Requirements
Scan the lines below for "тому"; report the number of lines that contain it, and only that.

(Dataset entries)
——————————

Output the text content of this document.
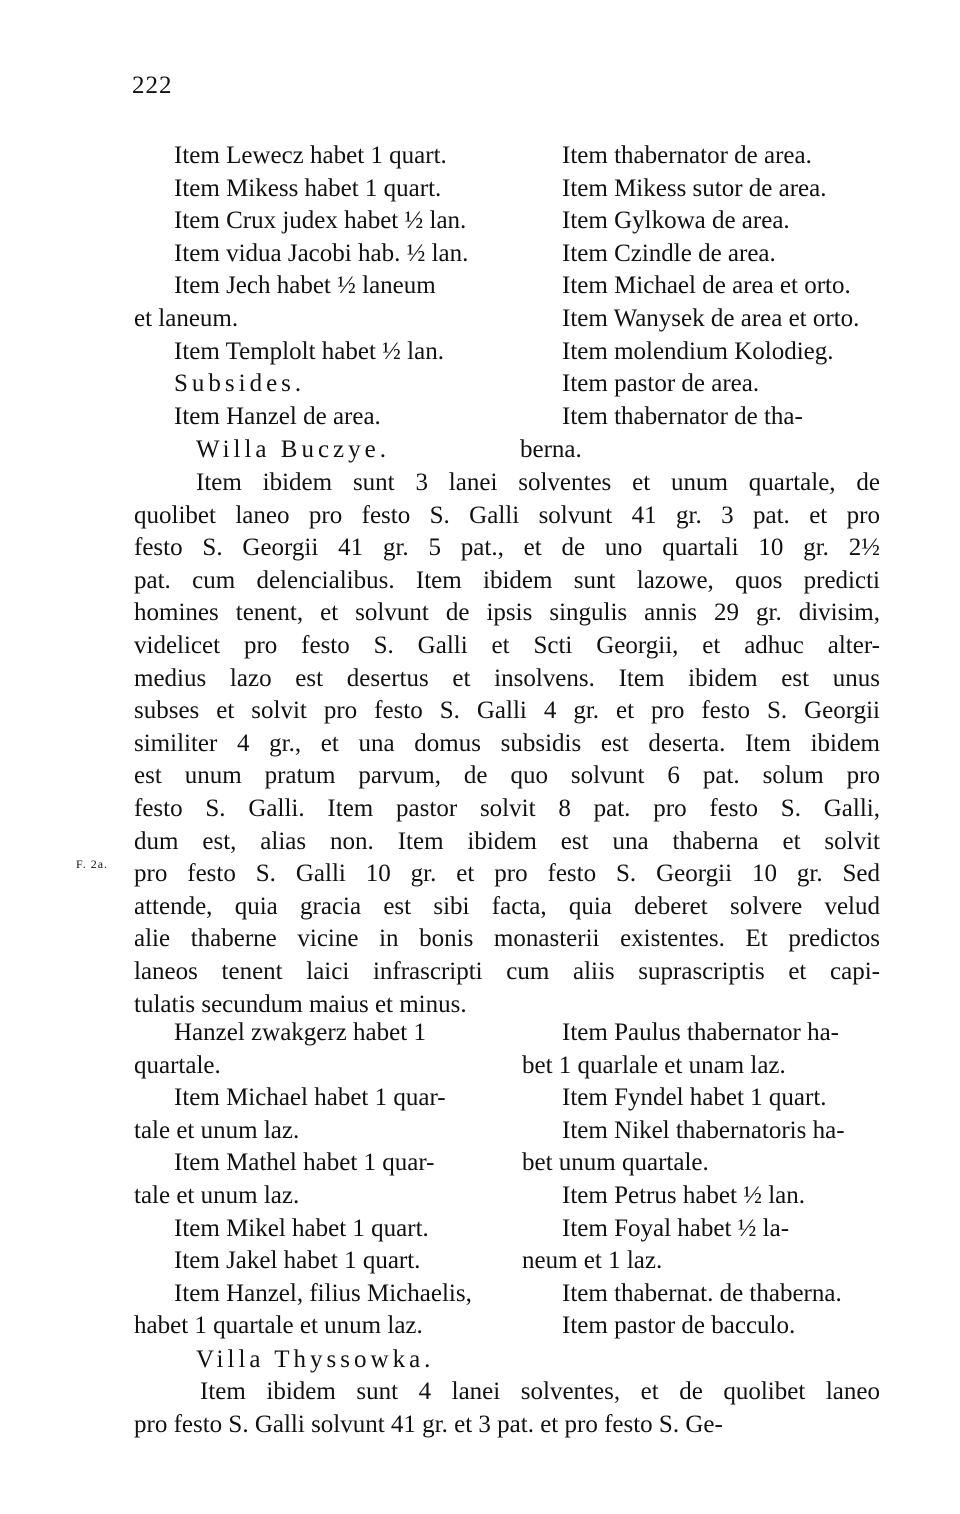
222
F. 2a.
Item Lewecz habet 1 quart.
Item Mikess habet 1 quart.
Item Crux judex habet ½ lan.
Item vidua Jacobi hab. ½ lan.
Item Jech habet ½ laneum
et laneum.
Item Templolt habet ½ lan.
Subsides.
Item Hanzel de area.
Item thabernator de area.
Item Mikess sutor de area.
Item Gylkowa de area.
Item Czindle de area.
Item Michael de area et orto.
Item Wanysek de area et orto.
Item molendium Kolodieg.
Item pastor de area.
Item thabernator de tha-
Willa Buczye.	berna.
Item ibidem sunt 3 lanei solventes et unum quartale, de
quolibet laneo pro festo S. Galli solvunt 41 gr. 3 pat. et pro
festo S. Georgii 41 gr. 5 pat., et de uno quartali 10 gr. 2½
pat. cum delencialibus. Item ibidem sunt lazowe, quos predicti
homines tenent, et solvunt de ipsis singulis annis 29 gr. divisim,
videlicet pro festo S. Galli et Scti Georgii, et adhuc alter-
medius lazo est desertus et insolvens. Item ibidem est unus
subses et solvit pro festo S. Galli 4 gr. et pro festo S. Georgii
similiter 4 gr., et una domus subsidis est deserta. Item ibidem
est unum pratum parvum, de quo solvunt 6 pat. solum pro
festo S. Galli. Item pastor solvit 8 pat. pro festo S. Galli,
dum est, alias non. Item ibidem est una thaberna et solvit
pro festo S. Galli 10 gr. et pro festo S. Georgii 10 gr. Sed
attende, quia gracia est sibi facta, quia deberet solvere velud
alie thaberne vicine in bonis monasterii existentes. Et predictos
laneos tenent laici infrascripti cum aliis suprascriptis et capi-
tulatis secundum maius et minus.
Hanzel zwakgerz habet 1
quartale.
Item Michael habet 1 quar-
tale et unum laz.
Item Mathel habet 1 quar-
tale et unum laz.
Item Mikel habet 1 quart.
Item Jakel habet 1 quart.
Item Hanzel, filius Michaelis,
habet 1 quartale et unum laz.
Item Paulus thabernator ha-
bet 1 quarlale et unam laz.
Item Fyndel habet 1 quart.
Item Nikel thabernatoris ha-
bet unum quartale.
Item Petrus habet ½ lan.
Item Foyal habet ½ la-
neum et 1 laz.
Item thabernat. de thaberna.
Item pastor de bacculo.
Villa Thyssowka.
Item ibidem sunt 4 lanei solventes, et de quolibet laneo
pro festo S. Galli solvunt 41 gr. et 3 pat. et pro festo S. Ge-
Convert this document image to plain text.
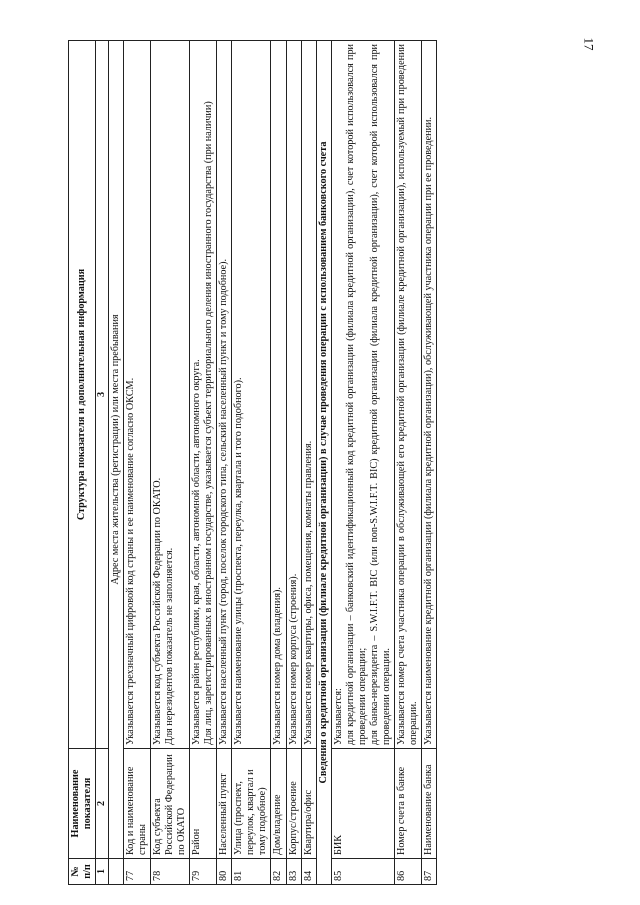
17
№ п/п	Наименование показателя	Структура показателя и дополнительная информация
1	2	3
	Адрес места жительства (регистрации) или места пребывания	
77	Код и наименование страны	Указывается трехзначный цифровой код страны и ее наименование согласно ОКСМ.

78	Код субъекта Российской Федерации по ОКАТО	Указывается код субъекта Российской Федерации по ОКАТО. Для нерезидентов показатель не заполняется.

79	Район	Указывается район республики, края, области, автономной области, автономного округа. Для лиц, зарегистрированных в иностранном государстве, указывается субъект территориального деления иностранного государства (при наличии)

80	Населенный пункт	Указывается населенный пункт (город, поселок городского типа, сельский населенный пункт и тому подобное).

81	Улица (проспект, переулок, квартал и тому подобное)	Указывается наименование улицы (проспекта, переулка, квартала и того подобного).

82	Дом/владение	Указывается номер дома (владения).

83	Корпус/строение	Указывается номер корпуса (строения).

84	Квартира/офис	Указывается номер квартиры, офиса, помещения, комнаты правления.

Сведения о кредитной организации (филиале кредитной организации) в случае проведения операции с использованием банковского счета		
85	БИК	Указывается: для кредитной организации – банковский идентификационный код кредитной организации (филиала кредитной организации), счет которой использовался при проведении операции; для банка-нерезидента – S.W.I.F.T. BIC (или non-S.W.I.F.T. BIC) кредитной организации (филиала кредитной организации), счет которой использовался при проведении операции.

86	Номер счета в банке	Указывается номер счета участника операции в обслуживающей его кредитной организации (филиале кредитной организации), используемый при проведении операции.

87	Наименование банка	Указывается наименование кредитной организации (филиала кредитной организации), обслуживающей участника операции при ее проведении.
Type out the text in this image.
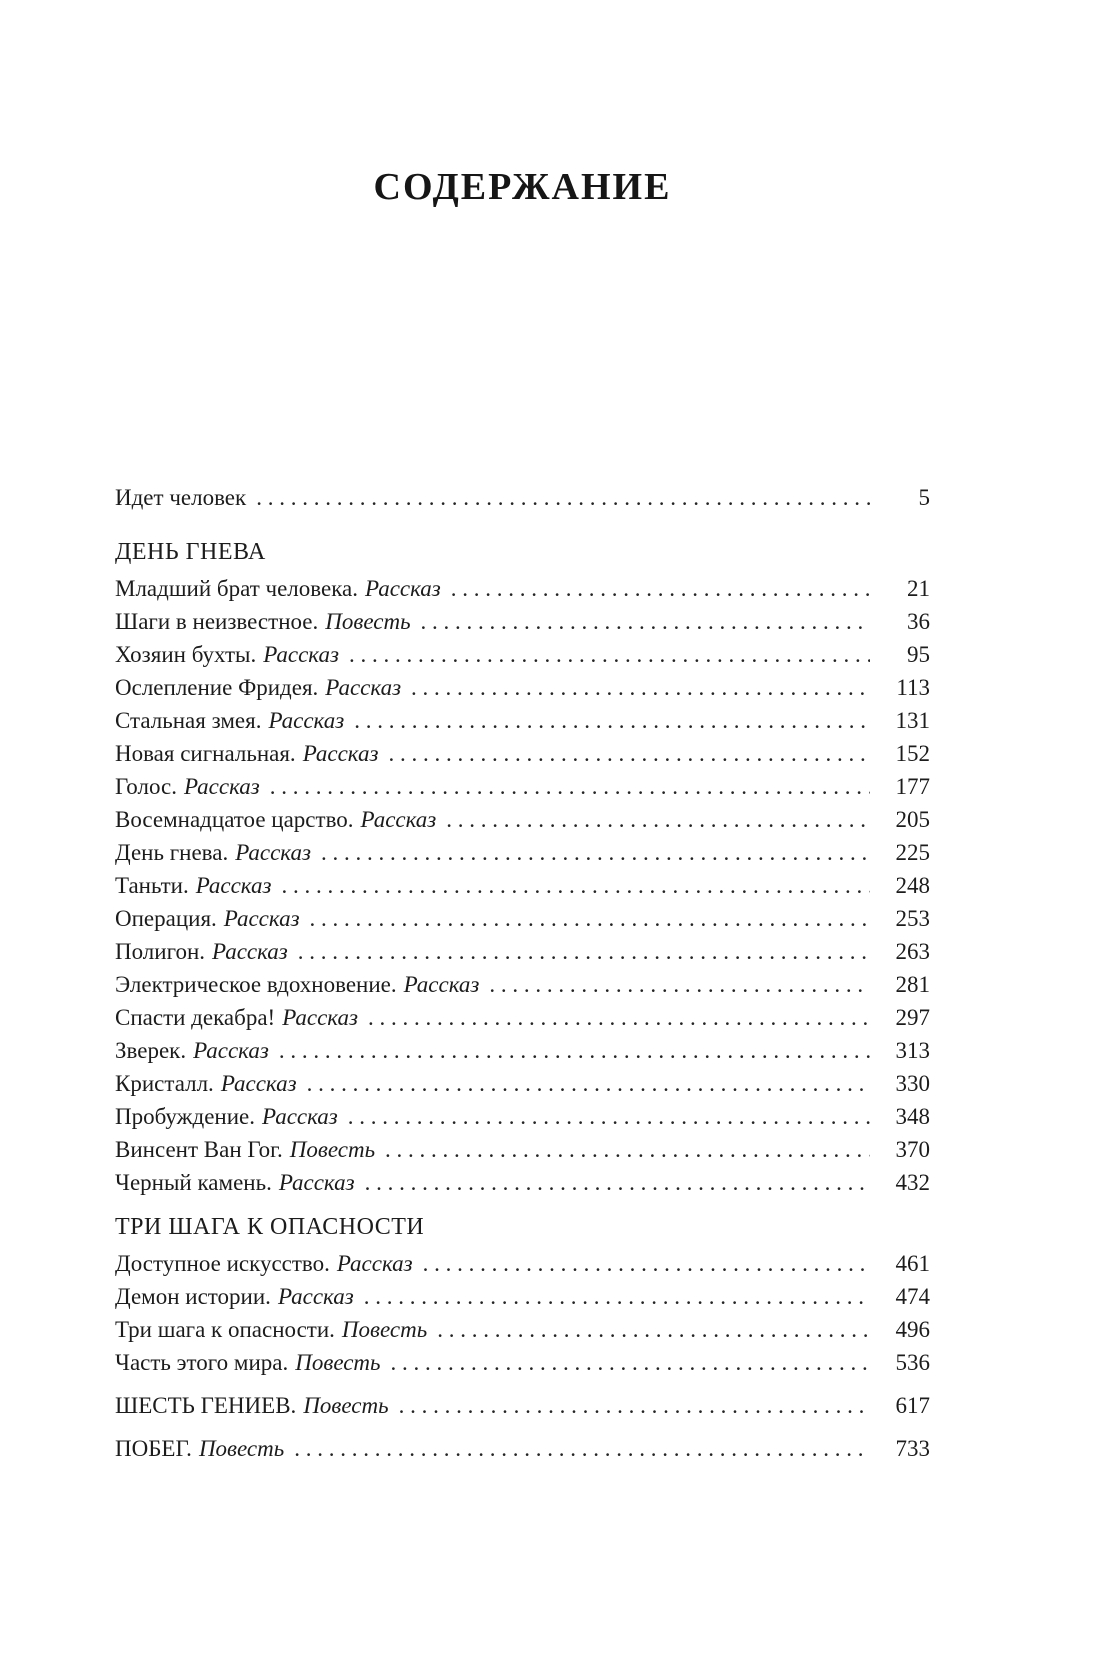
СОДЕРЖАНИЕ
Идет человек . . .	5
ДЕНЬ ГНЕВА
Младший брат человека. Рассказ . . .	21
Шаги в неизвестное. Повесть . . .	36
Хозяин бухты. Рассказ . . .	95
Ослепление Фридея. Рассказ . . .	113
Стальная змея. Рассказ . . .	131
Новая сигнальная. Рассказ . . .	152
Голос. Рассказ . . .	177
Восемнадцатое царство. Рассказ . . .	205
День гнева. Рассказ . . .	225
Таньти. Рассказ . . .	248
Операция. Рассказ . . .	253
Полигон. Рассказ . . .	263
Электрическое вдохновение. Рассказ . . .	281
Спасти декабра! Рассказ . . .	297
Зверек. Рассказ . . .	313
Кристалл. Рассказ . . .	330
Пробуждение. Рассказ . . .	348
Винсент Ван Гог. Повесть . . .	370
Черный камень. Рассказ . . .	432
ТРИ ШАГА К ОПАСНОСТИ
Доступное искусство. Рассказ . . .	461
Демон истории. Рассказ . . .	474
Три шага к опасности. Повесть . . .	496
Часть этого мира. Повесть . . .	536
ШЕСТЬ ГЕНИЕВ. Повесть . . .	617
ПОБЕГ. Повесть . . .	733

——————————

The output
2